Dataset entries
+ + + + + + +
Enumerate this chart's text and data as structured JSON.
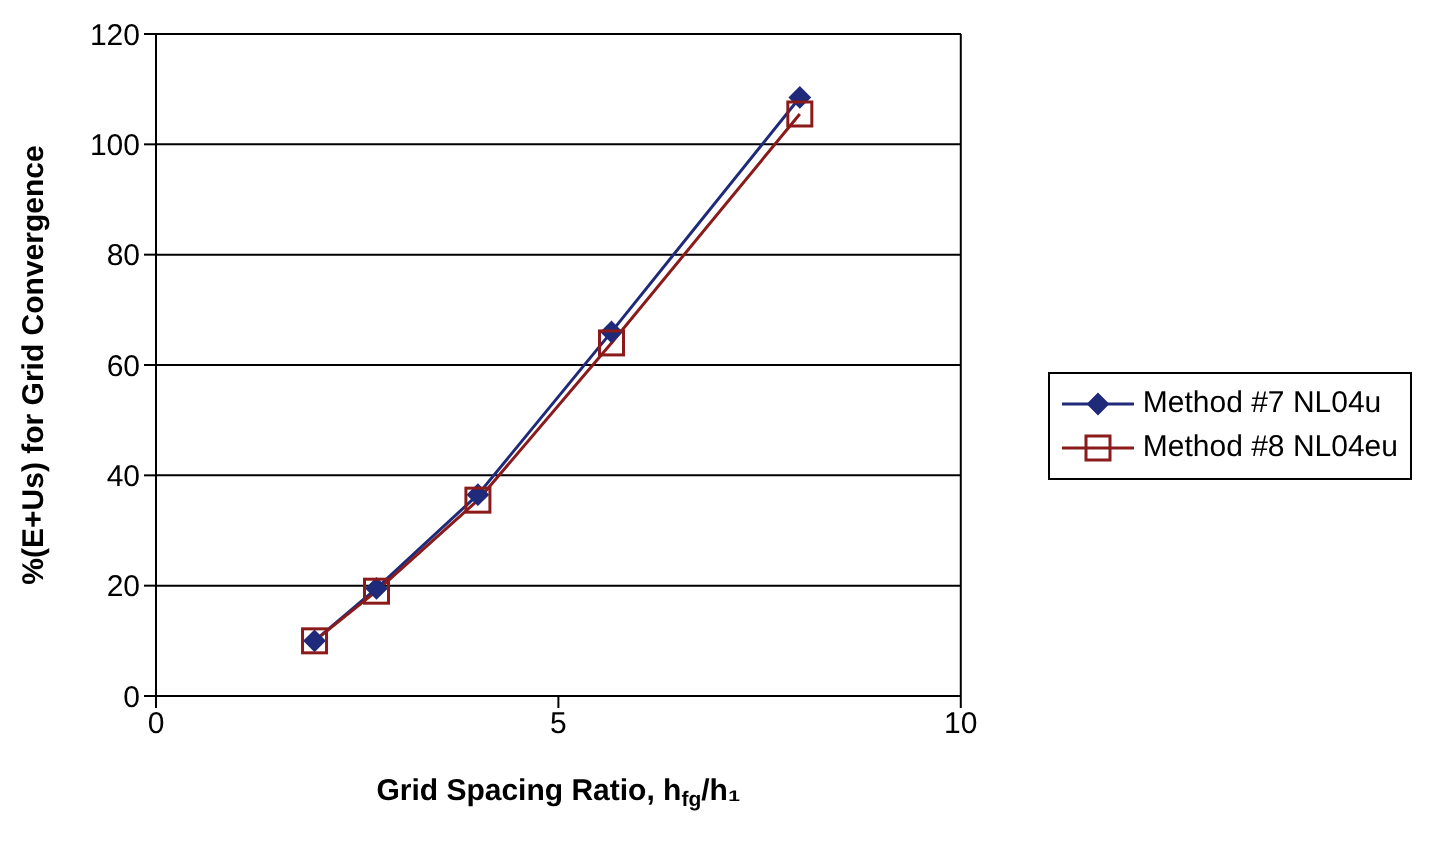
{
  "chart_data": {
    "type": "line",
    "xlabel": "Grid Spacing Ratio, h$_{fg}$/h₁",
    "ylabel": "%(E+Us) for Grid Convergence",
    "xlim": [
      0,
      10
    ],
    "xticks": [
      0,
      5,
      10
    ],
    "ylim": [
      0,
      120
    ],
    "yticks": [
      0,
      20,
      40,
      60,
      80,
      100,
      120
    ],
    "grid": "y",
    "legend": "right",
    "series": [
      {
        "name": "Method #7 NL04u",
        "color": "#1f2a7a",
        "marker": "diamond",
        "x": [
          1.97,
          2.74,
          4.0,
          5.66,
          8.0
        ],
        "values": [
          10,
          19.5,
          36.5,
          66,
          108.5
        ]
      },
      {
        "name": "Method #8 NL04eu",
        "color": "#8b1a1a",
        "marker": "square",
        "x": [
          1.97,
          2.74,
          4.0,
          5.66,
          8.0
        ],
        "values": [
          10,
          19,
          35.5,
          64,
          105.5
        ]
      }
    ]
  }
}
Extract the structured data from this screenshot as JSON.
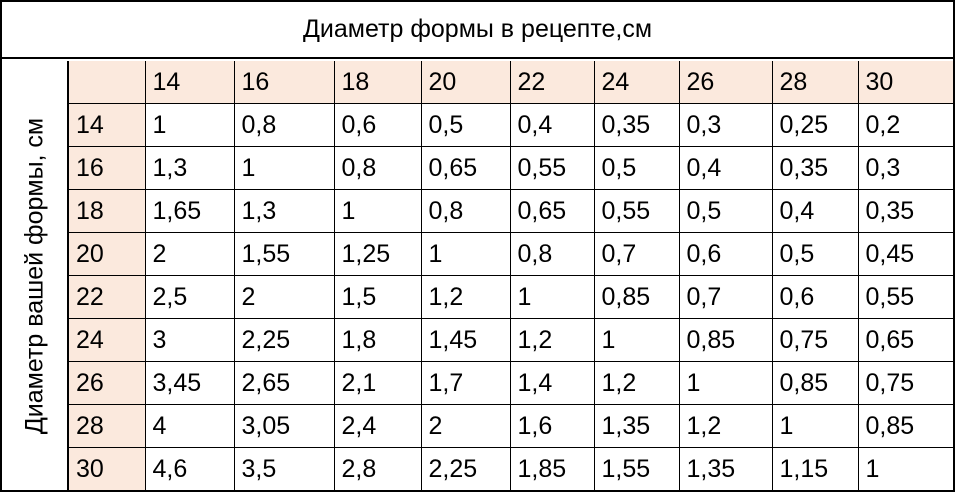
{
  "title": "Диаметр формы в рецепте,см",
  "side_title": "Диаметр вашей формы, см",
  "colors": {
    "header_fill": "#fbe9dd",
    "border": "#000000"
  },
  "columns": [
    "14",
    "16",
    "18",
    "20",
    "22",
    "24",
    "26",
    "28",
    "30"
  ],
  "rows": [
    {
      "label": "14",
      "values": [
        "1",
        "0,8",
        "0,6",
        "0,5",
        "0,4",
        "0,35",
        "0,3",
        "0,25",
        "0,2"
      ]
    },
    {
      "label": "16",
      "values": [
        "1,3",
        "1",
        "0,8",
        "0,65",
        "0,55",
        "0,5",
        "0,4",
        "0,35",
        "0,3"
      ]
    },
    {
      "label": "18",
      "values": [
        "1,65",
        "1,3",
        "1",
        "0,8",
        "0,65",
        "0,55",
        "0,5",
        "0,4",
        "0,35"
      ]
    },
    {
      "label": "20",
      "values": [
        "2",
        "1,55",
        "1,25",
        "1",
        "0,8",
        "0,7",
        "0,6",
        "0,5",
        "0,45"
      ]
    },
    {
      "label": "22",
      "values": [
        "2,5",
        "2",
        "1,5",
        "1,2",
        "1",
        "0,85",
        "0,7",
        "0,6",
        "0,55"
      ]
    },
    {
      "label": "24",
      "values": [
        "3",
        "2,25",
        "1,8",
        "1,45",
        "1,2",
        "1",
        "0,85",
        "0,75",
        "0,65"
      ]
    },
    {
      "label": "26",
      "values": [
        "3,45",
        "2,65",
        "2,1",
        "1,7",
        "1,4",
        "1,2",
        "1",
        "0,85",
        "0,75"
      ]
    },
    {
      "label": "28",
      "values": [
        "4",
        "3,05",
        "2,4",
        "2",
        "1,6",
        "1,35",
        "1,2",
        "1",
        "0,85"
      ]
    },
    {
      "label": "30",
      "values": [
        "4,6",
        "3,5",
        "2,8",
        "2,25",
        "1,85",
        "1,55",
        "1,35",
        "1,15",
        "1"
      ]
    }
  ]
}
+ + + + + + +
== YOUR TASK ==
Pick out each line above that includes "this" and show it.

== ANSWER BELOW ==
Enumerate this chart's text and data as structured JSON.
Extract the structured data from this screenshot as JSON.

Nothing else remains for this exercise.